◆ **SUPPLIED PASSAGE**
-- Opening Marker --

The sad and sordid history of the banana itself is also nothing new. Nor is it new to me: my personal investment in the banana may be traced back to a book I co-authored with Johannah Herr in 2021. The Banana Republican Recipe Book elucidates how the CIA worked hand-in-glove with United Fruit (now known as Chiquita Brands) to effect regime change and keep Latin America friendly to US economic interests at catastrophic human and environmental cost. Most readers of Nobel Laureate Gabriel García Márquez are familiar with the banana massacre, which happened nearly a century ago, in 1928. That shameful chapter has been repeated over and over in many Latin American countries, and also accounts for the strange phenomenon that, in New York City, an apple from nearby Dutchess County costs six times what a banana from, say, Ecuador or Honduras does. Similarly grotesque is the legacy of the pesticides that enable Ecuador and Honduras, countries two thousand miles apart, to grow the exact same banana. 

Art, after all, trades in symbols, and whether or not Cattelan intended it, this freighted meaning of the banana is baked into “The Comedian,” as much as Charlie Chaplin’s comedic interventions with the fruit. A banana is something silly and light with a quite rotten underbelly. But why was the outrage around this banana so fresh? 

This brings us to the final piece of the puzzle: the buyer. Rich people who make money in horrifying ways have spent their money on stupid shit since time immemorial, and indeed, a lot of that stupid shit has been art. Immediately after the auction, Cattelan’s billionaire collector went public with his purchase on X:

"I’m thrilled to announce that I’ve bought the banana 🍌!!! @SpaceX @Sothebys I am Justin Sun, and I’m excited to share that I have successfully acquired Maurizio Cattelan’s iconic work, Comedian for $6.2 million. This is not just an artwork; it represents a cultural phenomenon that bridges the worlds of art, memes, and the cryptocurrency community. I believe this piece will inspire more thought and discussion in the future and will become a part of history. I am honored to be the proud owner of the banana 🍌and look forward to it sparking further inspiration and impact for art enthusiasts around the world.

Additionally, in the coming days, I will personally eat the banana 🍌as part of this unique artistic experience, honoring its place in both art history and popular culture. Stay tuned!"

Keeping his word, he ate. Moreover, in taking pains to kiss the ring (or ass, depending on your politics) of Trump oligarch-crony Elon Musk by tagging SpaceX, Sun drew the scrutiny of reporters who noticed that he spent nearly $30 million of his own money in one of Trump’s crypto schemes

For as tacky and crappy as I personally find crypto bro culture, I believe his purchase was incredibly apt for a crypto bro to have made. After all, cryptocurrency leverages the idea of fungibility into currency no longer tied to central banks or governments. The philosophical notion of fungibility was explored at length by Weimar Marxists and cultural theorists like Theodor Adorno, who wrote in Minima Moralia in a chapter titled “Auction”: “Unfettered technics eliminates luxury, not by declaring privilege as a human right, but by severing the possibility of fulfillment in the midst of raising general living standards…For in the middle of general fungibility, happiness clings without exception to what is not fungible.” As the world becomes increasingly commodified and the value assigned to goods collapses into their existence as data, the meaning of currency changes. Even art itself is a commodity that can be borrowed against. Indeed, why not get in on this pre-apocalyptic speculative action with a fun piece of fruit?

-- Closing Marker --

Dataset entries
-- Opening Marker --

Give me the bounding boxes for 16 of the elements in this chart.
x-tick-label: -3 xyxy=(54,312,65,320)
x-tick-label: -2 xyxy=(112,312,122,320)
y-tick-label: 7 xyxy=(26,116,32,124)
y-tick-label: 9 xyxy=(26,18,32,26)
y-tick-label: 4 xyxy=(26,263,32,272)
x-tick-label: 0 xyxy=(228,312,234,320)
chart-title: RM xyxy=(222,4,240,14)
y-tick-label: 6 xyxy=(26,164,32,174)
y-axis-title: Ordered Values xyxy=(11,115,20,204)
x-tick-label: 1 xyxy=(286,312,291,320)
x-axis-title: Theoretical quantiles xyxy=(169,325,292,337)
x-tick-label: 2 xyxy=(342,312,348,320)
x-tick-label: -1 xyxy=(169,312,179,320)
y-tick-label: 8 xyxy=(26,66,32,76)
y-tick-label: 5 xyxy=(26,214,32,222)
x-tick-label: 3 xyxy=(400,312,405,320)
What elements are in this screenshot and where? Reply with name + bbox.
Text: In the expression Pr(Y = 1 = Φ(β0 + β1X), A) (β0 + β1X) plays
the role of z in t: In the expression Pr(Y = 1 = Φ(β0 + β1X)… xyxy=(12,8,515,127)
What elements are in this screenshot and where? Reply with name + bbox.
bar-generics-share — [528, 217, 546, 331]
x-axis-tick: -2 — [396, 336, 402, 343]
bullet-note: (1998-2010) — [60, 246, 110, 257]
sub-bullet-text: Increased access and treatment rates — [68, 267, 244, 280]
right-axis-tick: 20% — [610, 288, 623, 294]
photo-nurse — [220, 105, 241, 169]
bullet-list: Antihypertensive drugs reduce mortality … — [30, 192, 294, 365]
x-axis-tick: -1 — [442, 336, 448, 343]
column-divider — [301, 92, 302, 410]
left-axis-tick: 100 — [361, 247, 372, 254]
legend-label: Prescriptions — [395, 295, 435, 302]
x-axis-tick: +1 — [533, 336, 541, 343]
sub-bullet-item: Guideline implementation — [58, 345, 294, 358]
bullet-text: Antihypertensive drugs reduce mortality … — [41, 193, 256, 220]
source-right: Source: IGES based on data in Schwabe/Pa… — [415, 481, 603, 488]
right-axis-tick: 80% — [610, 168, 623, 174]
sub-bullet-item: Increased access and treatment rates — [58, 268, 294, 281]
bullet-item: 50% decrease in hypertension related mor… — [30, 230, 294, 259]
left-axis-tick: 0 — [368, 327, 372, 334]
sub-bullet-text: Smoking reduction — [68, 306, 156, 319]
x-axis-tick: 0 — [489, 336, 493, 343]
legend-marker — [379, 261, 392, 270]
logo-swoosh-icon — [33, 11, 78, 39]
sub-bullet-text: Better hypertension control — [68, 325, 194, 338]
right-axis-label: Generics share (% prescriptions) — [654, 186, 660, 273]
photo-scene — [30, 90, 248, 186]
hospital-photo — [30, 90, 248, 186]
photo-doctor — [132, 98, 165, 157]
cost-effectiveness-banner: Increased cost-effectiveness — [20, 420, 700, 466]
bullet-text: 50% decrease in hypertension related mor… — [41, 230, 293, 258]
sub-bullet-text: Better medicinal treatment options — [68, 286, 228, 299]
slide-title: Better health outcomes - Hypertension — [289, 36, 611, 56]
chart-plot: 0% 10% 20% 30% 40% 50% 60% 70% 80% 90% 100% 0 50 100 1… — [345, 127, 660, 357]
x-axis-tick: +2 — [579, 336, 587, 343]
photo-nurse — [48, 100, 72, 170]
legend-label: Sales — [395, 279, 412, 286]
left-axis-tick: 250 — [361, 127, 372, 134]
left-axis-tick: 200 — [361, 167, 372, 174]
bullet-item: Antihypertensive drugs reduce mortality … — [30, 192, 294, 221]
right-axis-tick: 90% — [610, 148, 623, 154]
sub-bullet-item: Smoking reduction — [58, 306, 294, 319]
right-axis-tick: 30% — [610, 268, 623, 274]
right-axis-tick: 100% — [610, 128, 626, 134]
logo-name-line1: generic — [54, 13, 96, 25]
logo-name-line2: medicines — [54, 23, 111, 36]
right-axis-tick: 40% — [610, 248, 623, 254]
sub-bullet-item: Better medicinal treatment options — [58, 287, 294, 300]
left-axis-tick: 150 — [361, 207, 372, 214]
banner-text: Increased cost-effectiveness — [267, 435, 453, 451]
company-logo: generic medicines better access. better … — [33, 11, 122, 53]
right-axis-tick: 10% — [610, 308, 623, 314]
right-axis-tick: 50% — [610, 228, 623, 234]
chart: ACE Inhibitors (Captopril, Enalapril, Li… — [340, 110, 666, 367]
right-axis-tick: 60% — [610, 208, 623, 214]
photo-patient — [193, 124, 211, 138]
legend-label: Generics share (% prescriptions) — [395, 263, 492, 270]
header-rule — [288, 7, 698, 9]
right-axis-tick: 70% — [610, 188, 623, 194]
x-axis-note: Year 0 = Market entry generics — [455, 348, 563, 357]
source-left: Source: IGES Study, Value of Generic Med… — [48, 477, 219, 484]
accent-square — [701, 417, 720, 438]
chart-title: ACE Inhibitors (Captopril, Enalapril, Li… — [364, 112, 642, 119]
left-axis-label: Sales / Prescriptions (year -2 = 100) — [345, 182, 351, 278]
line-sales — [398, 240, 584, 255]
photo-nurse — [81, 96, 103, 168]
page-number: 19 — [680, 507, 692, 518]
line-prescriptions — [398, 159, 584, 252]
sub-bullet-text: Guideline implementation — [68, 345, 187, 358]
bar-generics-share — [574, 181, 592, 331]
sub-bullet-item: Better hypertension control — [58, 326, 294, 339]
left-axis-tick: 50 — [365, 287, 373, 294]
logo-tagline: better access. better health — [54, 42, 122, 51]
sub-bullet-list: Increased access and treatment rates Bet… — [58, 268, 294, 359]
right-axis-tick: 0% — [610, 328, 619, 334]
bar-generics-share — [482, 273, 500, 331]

-- Closing Marker --

◆ **WORK INSTRUCTION 1**
Duplicate the part of the banana essay that opens with the words containing "Art, after all, trades" and closes with "banana so fresh?".
◆ **WORK INSTRUCTION 2**
For each of these statements, say yes or no to whether it agrees with the banana essay, and quote the words of the essay that decide it: (a) The author co-wrote a book with Johannah Herr in 2021. (b) The banana massacre took place in 1948. (c) Justin Sun announced that he would donate the banana to a museum.

◆ **TASK OUTPUT 1**
Art, after all, trades in symbols, and whether or not Cattelan intended it, this freighted meaning of the banana is baked into “The Comedian,” as much as Charlie Chaplin’s comedic interventions with the fruit. A banana is something silly and light with a quite rotten underbelly. But why was the outrage around this banana so fresh?

◆ **TASK OUTPUT 2**
(a) Yes: "a book I co-authored with Johannah Herr in 2021"
(b) No: "which happened nearly a century ago, in 1928"
(c) No: "I will personally eat the banana"